Stated task: Exactly as given, repeat all of the entries.

Excerpt from a dataset:
_____

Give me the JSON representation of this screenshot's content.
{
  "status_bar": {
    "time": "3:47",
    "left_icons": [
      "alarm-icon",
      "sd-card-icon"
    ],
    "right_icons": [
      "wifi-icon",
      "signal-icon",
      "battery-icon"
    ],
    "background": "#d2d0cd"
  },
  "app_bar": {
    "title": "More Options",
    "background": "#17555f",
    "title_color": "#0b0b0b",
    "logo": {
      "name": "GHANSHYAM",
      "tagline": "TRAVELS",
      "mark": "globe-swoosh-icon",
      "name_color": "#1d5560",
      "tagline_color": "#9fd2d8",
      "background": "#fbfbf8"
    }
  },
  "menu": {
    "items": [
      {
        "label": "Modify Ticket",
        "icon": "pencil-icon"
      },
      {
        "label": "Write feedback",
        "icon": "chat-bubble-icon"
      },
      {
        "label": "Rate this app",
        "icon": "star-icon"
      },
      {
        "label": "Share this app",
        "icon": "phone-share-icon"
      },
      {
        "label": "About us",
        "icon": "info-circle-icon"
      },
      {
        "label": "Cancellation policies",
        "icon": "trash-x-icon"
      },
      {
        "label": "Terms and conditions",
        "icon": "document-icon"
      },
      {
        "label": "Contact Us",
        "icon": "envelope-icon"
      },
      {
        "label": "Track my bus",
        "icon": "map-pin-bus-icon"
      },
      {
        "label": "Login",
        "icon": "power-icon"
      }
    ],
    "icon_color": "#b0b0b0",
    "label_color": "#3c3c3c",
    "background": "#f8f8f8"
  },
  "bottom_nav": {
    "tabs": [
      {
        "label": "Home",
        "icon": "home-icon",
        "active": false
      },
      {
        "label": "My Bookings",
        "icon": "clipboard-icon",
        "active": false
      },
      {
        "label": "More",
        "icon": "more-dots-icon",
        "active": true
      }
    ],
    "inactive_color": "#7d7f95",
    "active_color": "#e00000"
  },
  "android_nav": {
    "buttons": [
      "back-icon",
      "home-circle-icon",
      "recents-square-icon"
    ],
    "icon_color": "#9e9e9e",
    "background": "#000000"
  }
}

_____

Finished answer:
Give me the JSON representation of this screenshot's content.
{
  "status_bar": {
    "time": "3:47",
    "left_icons": [
      "alarm-icon",
      "sd-card-icon"
    ],
    "right_icons": [
      "wifi-icon",
      "signal-icon",
      "battery-icon"
    ],
    "background": "#d2d0cd"
  },
  "app_bar": {
    "title": "More Options",
    "background": "#17555f",
    "title_color": "#0b0b0b",
    "logo": {
      "name": "GHANSHYAM",
      "tagline": "TRAVELS",
      "mark": "globe-swoosh-icon",
      "name_color": "#1d5560",
      "tagline_color": "#9fd2d8",
      "background": "#fbfbf8"
    }
  },
  "menu": {
    "items": [
      {
        "label": "Modify Ticket",
        "icon": "pencil-icon"
      },
      {
        "label": "Write feedback",
        "icon": "chat-bubble-icon"
      },
      {
        "label": "Rate this app",
        "icon": "star-icon"
      },
      {
        "label": "Share this app",
        "icon": "phone-share-icon"
      },
      {
        "label": "About us",
        "icon": "info-circle-icon"
      },
      {
        "label": "Cancellation policies",
        "icon": "trash-x-icon"
      },
      {
        "label": "Terms and conditions",
        "icon": "document-icon"
      },
      {
        "label": "Contact Us",
        "icon": "envelope-icon"
      },
      {
        "label": "Track my bus",
        "icon": "map-pin-bus-icon"
      },
      {
        "label": "Login",
        "icon": "power-icon"
      }
    ],
    "icon_color": "#b0b0b0",
    "label_color": "#3c3c3c",
    "background": "#f8f8f8"
  },
  "bottom_nav": {
    "tabs": [
      {
        "label": "Home",
        "icon": "home-icon",
        "active": false
      },
      {
        "label": "My Bookings",
        "icon": "clipboard-icon",
        "active": false
      },
      {
        "label": "More",
        "icon": "more-dots-icon",
        "active": true
      }
    ],
    "inactive_color": "#7d7f95",
    "active_color": "#e00000"
  },
  "android_nav": {
    "buttons": [
      "back-icon",
      "home-circle-icon",
      "recents-square-icon"
    ],
    "icon_color": "#9e9e9e",
    "background": "#000000"
  }
}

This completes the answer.